In little over a month's time, Mr Blair will step down from being UK's Prime Minister, handing over power to Labour's "incoronated" new leader, Mr Brown.
Personally, I am unsure whether to be jubilant for seeing the former go, or appalled to see the latter take over; but that's probably an issue best left for another day.
What I'd like insted to do here would be to publicly express my personal thanks (yes, you've read it correctly: thanks) to Mr Blair, for proving, irrefutably and irrevocably, one of my most fundamental beliefs: one cannot make Public Sector service work by throwing more money at them.
It is, indeed, regrettable that this had to be achieved by wasting several hundred billion pounds - money that we, the taxpayers, could have more efficiently and enjoyably spent on goods and services that matter to us, instead of being poured down the drain chasing "targets" that only matter to policy wonks and to obscure civil servants; but, then again, it was probably inevitable that this had to be done, as, at least once in a generation, this point has to be (expensively) proved again and again, to an uneducated and forgetful voting public.
In fact, a very similar lavish waste of taxpayers' money on irrelevant and apathetic public workers and services had already been undertaken by Labour in the 70's (and elsewhere in the world: the Democrats in the US, various left-wingers across the globe and, surprisingly enough for those who don't know better, by endless centrist governments in Italy) to little or no effect on their efficiency and/or effectiveness.
Thankfully, a brief surge in this kind of waste (and the subsequent abismal display of incompentence and general useleness) was sufficient to wake up voters to reality and swing them back to more sane, market-oriented policies.
Not so this time - partly due to a particularly benign global economic environment, partly due to Mr Blair's quasi-hypnotic power of persuasion, but mostly due to the pathetic state of the Conservative party, it has taken the best part of ten years for the British public to start asking questions about the sanity of showering tens and hundreds of billions on unreformed, inefficient and largely useless public sector services.
I still remember being infuriated, at the time, by all the talk about public sector being "underfunded" - this was mostly from people who failed to realise that the use of "under-" (or "over-," for that matter) requires a standard comparison metric to be meaningful: a service, or business, is under- or over- funded only relative to its stated goals, and a generally accepted industry best practice.

-------

* Set task 1:
Answer these questions from the post on Mr Blair's departure:
(a) Who is named as the new leader taking over power from Mr Blair?
(b) In which decade does the post say Labour had already carried out a similar lavish spending of taxpayers' money?
(c) How long does it say it has taken the British public to start asking questions about this spending?

-------

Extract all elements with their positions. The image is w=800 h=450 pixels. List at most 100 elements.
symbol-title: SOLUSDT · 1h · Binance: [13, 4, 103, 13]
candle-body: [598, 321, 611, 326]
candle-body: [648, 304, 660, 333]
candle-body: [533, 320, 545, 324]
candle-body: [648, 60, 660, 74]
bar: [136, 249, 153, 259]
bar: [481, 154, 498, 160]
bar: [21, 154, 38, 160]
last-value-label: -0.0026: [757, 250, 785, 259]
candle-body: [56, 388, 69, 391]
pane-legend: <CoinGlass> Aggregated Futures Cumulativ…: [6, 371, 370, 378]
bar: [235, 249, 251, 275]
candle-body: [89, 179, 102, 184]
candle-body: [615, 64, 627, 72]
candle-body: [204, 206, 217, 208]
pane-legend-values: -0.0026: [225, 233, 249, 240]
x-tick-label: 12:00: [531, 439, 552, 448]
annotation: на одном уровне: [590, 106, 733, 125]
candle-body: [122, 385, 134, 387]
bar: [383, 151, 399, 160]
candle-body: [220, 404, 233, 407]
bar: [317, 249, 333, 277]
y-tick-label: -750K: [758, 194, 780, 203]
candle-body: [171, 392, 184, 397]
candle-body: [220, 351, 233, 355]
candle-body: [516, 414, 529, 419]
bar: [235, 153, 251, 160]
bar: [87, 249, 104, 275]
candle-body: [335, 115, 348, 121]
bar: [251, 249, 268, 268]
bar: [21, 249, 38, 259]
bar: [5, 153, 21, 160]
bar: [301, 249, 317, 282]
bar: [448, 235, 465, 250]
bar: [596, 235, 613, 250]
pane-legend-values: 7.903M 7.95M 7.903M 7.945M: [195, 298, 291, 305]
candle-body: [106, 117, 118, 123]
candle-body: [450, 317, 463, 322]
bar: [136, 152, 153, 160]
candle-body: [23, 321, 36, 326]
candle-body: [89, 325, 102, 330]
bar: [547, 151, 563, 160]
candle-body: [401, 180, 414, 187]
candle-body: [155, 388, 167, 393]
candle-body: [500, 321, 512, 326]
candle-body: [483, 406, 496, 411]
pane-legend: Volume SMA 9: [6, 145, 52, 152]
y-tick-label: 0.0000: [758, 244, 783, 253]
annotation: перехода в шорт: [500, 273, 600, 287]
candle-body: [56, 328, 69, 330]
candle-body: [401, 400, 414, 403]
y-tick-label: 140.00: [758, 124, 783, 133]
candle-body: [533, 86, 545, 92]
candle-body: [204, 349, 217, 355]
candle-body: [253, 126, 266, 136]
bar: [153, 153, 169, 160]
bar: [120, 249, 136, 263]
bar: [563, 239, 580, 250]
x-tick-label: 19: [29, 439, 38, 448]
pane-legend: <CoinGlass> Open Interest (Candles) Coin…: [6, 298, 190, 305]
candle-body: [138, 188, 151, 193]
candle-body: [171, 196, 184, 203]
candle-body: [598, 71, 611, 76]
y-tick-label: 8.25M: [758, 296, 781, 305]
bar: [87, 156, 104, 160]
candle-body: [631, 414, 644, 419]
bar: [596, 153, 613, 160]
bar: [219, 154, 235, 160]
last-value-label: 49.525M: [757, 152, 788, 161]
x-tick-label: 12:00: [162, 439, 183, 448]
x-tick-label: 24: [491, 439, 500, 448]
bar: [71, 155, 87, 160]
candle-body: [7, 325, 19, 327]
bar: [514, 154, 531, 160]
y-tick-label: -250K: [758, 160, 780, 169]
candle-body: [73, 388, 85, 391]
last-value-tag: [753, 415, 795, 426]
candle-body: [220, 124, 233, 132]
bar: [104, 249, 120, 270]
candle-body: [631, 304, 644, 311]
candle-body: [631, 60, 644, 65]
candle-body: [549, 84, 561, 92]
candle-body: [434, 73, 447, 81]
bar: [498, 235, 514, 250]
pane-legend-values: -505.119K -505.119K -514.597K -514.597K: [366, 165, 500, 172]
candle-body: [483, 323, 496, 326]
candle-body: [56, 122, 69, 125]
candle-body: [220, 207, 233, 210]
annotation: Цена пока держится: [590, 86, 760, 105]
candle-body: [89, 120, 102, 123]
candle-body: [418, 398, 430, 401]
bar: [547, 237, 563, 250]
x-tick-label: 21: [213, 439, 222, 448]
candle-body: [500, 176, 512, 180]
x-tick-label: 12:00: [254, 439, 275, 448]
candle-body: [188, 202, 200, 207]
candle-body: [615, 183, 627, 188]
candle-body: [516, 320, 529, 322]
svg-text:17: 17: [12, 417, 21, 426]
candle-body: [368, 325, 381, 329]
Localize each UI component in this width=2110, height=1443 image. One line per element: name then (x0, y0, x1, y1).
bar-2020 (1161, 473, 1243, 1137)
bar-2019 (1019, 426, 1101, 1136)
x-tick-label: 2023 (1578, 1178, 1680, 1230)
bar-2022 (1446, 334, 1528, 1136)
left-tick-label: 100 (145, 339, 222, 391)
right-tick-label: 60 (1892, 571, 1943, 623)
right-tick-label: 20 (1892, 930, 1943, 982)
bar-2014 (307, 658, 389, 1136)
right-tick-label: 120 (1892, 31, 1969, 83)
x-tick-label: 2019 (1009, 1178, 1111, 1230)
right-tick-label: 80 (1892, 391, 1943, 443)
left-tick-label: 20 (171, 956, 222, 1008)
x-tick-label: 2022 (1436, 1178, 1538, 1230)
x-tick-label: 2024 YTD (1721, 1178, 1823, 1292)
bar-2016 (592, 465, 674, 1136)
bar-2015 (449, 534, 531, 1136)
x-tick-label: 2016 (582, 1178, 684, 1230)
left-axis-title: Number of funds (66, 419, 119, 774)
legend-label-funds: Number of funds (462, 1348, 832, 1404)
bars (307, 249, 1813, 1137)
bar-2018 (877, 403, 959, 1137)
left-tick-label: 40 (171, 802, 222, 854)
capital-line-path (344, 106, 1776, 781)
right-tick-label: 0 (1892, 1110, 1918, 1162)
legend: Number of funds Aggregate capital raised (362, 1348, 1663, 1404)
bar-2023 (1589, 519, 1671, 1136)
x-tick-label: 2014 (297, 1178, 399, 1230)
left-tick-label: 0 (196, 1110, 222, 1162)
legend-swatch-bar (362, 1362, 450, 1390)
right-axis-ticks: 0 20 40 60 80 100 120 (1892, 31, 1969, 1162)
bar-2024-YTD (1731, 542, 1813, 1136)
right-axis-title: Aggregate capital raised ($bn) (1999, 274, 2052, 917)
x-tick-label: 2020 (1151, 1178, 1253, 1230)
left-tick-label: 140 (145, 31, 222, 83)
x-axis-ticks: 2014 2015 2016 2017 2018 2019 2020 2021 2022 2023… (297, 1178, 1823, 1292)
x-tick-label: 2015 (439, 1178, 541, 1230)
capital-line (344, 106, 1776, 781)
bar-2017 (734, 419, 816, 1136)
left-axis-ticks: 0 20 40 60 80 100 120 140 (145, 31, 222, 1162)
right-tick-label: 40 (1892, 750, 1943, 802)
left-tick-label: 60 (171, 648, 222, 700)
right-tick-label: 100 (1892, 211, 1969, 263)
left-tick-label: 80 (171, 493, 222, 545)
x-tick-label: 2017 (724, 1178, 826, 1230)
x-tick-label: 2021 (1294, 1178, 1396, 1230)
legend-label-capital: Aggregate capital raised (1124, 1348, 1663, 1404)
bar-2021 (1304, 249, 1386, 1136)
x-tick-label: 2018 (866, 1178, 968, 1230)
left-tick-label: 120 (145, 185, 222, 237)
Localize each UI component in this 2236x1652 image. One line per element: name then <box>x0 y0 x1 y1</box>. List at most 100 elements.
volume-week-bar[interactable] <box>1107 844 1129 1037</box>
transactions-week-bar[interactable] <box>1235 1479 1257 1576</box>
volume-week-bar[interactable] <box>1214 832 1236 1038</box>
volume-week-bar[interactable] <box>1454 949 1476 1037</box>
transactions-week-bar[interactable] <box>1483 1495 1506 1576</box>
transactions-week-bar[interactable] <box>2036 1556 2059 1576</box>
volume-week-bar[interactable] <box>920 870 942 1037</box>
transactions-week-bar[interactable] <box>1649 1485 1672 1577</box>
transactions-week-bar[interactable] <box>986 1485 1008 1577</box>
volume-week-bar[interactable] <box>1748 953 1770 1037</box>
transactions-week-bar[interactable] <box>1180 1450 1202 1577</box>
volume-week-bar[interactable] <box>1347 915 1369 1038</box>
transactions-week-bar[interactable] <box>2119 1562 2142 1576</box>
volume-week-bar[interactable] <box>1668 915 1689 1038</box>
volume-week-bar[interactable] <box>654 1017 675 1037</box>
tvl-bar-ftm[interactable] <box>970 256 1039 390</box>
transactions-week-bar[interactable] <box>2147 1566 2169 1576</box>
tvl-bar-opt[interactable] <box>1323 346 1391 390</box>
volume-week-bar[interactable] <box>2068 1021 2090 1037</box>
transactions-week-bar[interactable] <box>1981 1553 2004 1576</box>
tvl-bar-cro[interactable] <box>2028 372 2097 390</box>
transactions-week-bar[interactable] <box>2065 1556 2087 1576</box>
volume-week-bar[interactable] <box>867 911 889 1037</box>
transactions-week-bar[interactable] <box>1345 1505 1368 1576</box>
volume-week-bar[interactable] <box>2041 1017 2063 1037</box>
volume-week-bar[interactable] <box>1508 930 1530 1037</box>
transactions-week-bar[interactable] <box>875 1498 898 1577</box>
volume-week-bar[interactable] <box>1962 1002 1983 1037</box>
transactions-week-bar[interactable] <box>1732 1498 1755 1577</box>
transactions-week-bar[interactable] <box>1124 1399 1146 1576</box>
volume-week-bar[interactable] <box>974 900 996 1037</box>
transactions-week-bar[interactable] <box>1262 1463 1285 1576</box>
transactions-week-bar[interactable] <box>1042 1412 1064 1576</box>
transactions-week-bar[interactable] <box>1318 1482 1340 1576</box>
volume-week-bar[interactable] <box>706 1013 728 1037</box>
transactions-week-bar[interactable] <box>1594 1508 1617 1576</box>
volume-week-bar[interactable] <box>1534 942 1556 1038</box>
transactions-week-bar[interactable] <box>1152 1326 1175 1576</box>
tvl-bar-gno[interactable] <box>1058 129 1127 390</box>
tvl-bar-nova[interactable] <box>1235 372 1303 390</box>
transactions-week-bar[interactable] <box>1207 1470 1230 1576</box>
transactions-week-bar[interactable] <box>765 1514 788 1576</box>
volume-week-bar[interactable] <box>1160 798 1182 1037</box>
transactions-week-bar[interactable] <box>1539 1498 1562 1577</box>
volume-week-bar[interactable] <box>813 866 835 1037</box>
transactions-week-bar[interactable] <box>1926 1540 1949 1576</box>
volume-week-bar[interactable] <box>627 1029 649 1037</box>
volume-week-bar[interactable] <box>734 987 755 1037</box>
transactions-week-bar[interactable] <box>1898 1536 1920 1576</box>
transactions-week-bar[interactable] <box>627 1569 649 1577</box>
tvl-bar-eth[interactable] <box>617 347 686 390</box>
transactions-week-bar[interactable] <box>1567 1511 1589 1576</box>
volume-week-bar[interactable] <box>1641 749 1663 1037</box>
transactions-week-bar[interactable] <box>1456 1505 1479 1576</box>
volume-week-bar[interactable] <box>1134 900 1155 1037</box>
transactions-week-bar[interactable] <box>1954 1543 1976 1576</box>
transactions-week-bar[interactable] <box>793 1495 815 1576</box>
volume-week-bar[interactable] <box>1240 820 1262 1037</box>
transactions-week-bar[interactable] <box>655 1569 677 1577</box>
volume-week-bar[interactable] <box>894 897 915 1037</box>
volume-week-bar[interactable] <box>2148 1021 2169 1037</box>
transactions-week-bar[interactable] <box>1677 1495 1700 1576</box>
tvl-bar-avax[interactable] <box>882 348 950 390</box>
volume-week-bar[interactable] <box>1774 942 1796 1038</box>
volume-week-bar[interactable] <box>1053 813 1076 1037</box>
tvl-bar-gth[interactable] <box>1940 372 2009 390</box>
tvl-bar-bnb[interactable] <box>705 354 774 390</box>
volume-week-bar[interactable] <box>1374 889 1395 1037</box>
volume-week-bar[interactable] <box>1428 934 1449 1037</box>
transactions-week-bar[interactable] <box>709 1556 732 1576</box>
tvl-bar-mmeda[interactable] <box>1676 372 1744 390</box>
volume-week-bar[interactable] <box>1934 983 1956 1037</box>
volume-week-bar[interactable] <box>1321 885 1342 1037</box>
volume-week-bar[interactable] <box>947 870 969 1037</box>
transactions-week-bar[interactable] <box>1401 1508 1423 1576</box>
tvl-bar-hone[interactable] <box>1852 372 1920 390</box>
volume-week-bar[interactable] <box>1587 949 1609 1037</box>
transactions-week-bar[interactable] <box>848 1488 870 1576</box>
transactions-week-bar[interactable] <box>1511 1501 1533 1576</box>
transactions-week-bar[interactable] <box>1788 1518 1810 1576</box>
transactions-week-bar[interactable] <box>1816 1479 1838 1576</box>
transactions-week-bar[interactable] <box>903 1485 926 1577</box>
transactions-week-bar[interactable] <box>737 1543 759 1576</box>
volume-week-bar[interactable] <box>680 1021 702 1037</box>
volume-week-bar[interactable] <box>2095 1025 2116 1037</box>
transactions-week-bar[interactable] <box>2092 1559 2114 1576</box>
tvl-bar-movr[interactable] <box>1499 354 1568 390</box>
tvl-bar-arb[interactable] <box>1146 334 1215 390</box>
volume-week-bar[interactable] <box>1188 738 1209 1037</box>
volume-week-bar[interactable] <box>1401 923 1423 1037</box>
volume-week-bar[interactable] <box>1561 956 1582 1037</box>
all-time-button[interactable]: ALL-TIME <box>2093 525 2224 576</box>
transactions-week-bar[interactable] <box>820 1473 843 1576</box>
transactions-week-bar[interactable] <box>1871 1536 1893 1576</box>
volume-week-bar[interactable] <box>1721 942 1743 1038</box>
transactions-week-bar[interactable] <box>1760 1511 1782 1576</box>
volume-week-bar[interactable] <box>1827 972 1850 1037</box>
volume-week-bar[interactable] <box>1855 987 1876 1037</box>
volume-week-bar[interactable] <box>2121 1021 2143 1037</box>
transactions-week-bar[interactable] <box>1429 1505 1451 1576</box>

-------

* Set task 2: Please arrange the part of the records that opens with their first line and closes with the line containing "candle-body: [533, 320, 545, 324]" as a numbered list, both end lines included and blank lines left out.

* Correct result 1:
(a) Mr Brown
(b) The 70's
(c) The best part of ten years

* Correct result 2:
1. Extract all elements with their positions. The image is w=800 h=450 pixels. List at most 100 elements.
2. symbol-title: SOLUSDT · 1h · Binance: [13, 4, 103, 13]
3. candle-body: [598, 321, 611, 326]
4. candle-body: [648, 304, 660, 333]
5. candle-body: [533, 320, 545, 324]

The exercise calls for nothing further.